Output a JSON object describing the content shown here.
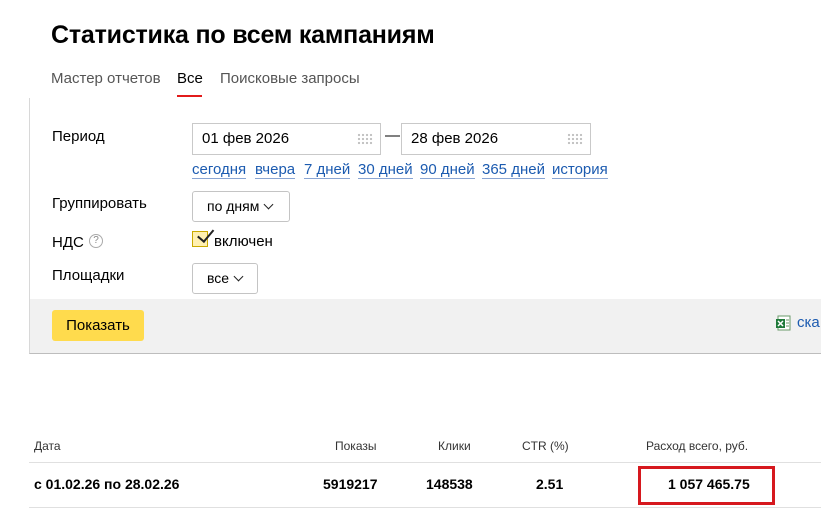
{
  "page": {
    "title": "Статистика по всем кампаниям"
  },
  "tabs": [
    {
      "label": "Мастер отчетов",
      "active": false
    },
    {
      "label": "Все",
      "active": true
    },
    {
      "label": "Поисковые запросы",
      "active": false
    }
  ],
  "form": {
    "period_label": "Период",
    "date_from": "01 фев 2026",
    "date_to": "28 фев 2026",
    "separator": "—",
    "quick_periods": [
      "сегодня",
      "вчера",
      "7 дней",
      "30 дней",
      "90 дней",
      "365 дней",
      "история"
    ],
    "group_label": "Группировать",
    "group_value": "по дням",
    "vat_label": "НДС",
    "vat_help": "?",
    "vat_checked": true,
    "vat_value_label": "включен",
    "platforms_label": "Площадки",
    "platforms_value": "все",
    "show_button": "Показать",
    "download_label": "ска"
  },
  "table": {
    "headers": [
      "Дата",
      "Показы",
      "Клики",
      "CTR (%)",
      "Расход всего, руб."
    ],
    "rows": [
      [
        "с 01.02.26 по 28.02.26",
        "5919217",
        "148538",
        "2.51",
        "1 057 465.75"
      ]
    ]
  },
  "colors": {
    "accent_tab": "#e21b1b",
    "button_yellow": "#ffdb4d",
    "link_blue": "#1c5bb0",
    "highlight_red": "#d6181e"
  },
  "icons": {
    "calendar": "calendar-icon",
    "help": "help-icon",
    "excel": "excel-icon",
    "chevron": "chevron-down-icon"
  }
}
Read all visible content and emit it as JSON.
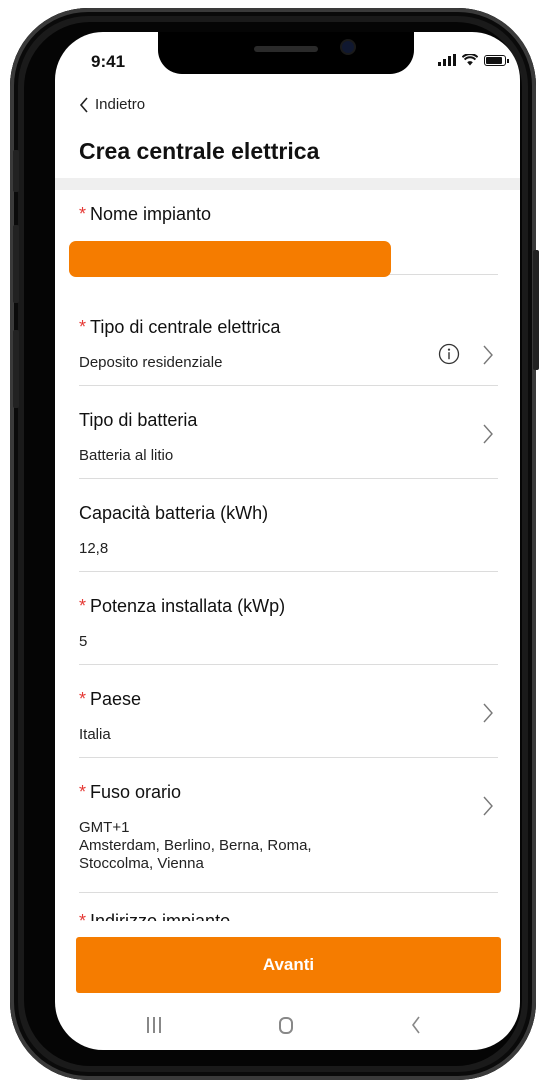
{
  "status_bar": {
    "time": "9:41"
  },
  "header": {
    "back_label": "Indietro",
    "title": "Crea centrale elettrica"
  },
  "form": {
    "plant_name": {
      "label": "Nome impianto",
      "required": true,
      "value": ""
    },
    "plant_type": {
      "label": "Tipo di centrale elettrica",
      "required": true,
      "value": "Deposito residenziale"
    },
    "battery_type": {
      "label": "Tipo di batteria",
      "required": false,
      "value": "Batteria al litio"
    },
    "battery_capacity": {
      "label": "Capacità batteria (kWh)",
      "required": false,
      "value": "12,8"
    },
    "installed_power": {
      "label": "Potenza installata (kWp)",
      "required": true,
      "value": "5"
    },
    "country": {
      "label": "Paese",
      "required": true,
      "value": "Italia"
    },
    "timezone": {
      "label": "Fuso orario",
      "required": true,
      "value_offset": "GMT+1",
      "value_cities": "Amsterdam, Berlino, Berna, Roma, Stoccolma, Vienna"
    },
    "plant_address": {
      "label": "Indirizzo impianto",
      "required": true
    }
  },
  "actions": {
    "next_label": "Avanti"
  },
  "colors": {
    "accent": "#f57c00",
    "required": "#e53935"
  },
  "icons": {
    "back": "chevron-left-icon",
    "chevron": "chevron-right-icon",
    "info": "info-icon"
  }
}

---

▸ Do this: Repeat the data exactly, excluding the pictures.

▸ Solution for this task:
Output a JSON object describing the content shown here.
{
  "page": {
    "title": "Статистика по всем кампаниям"
  },
  "tabs": [
    {
      "label": "Мастер отчетов",
      "active": false
    },
    {
      "label": "Все",
      "active": true
    },
    {
      "label": "Поисковые запросы",
      "active": false
    }
  ],
  "form": {
    "period_label": "Период",
    "date_from": "01 фев 2026",
    "date_to": "28 фев 2026",
    "separator": "—",
    "quick_periods": [
      "сегодня",
      "вчера",
      "7 дней",
      "30 дней",
      "90 дней",
      "365 дней",
      "история"
    ],
    "group_label": "Группировать",
    "group_value": "по дням",
    "vat_label": "НДС",
    "vat_help": "?",
    "vat_checked": true,
    "vat_value_label": "включен",
    "platforms_label": "Площадки",
    "platforms_value": "все",
    "show_button": "Показать",
    "download_label": "ска"
  },
  "table": {
    "headers": [
      "Дата",
      "Показы",
      "Клики",
      "CTR (%)",
      "Расход всего, руб."
    ],
    "rows": [
      [
        "с 01.02.26 по 28.02.26",
        "5919217",
        "148538",
        "2.51",
        "1 057 465.75"
      ]
    ]
  },
  "colors": {
    "accent_tab": "#e21b1b",
    "button_yellow": "#ffdb4d",
    "link_blue": "#1c5bb0",
    "highlight_red": "#d6181e"
  },
  "icons": {
    "calendar": "calendar-icon",
    "help": "help-icon",
    "excel": "excel-icon",
    "chevron": "chevron-down-icon"
  }
}
Read all visible content and emit it as JSON.
{
  "status_bar": {
    "time": "9:41"
  },
  "header": {
    "back_label": "Indietro",
    "title": "Crea centrale elettrica"
  },
  "form": {
    "plant_name": {
      "label": "Nome impianto",
      "required": true,
      "value": ""
    },
    "plant_type": {
      "label": "Tipo di centrale elettrica",
      "required": true,
      "value": "Deposito residenziale"
    },
    "battery_type": {
      "label": "Tipo di batteria",
      "required": false,
      "value": "Batteria al litio"
    },
    "battery_capacity": {
      "label": "Capacità batteria (kWh)",
      "required": false,
      "value": "12,8"
    },
    "installed_power": {
      "label": "Potenza installata (kWp)",
      "required": true,
      "value": "5"
    },
    "country": {
      "label": "Paese",
      "required": true,
      "value": "Italia"
    },
    "timezone": {
      "label": "Fuso orario",
      "required": true,
      "value_offset": "GMT+1",
      "value_cities": "Amsterdam, Berlino, Berna, Roma, Stoccolma, Vienna"
    },
    "plant_address": {
      "label": "Indirizzo impianto",
      "required": true
    }
  },
  "actions": {
    "next_label": "Avanti"
  },
  "colors": {
    "accent": "#f57c00",
    "required": "#e53935"
  },
  "icons": {
    "back": "chevron-left-icon",
    "chevron": "chevron-right-icon",
    "info": "info-icon"
  }
}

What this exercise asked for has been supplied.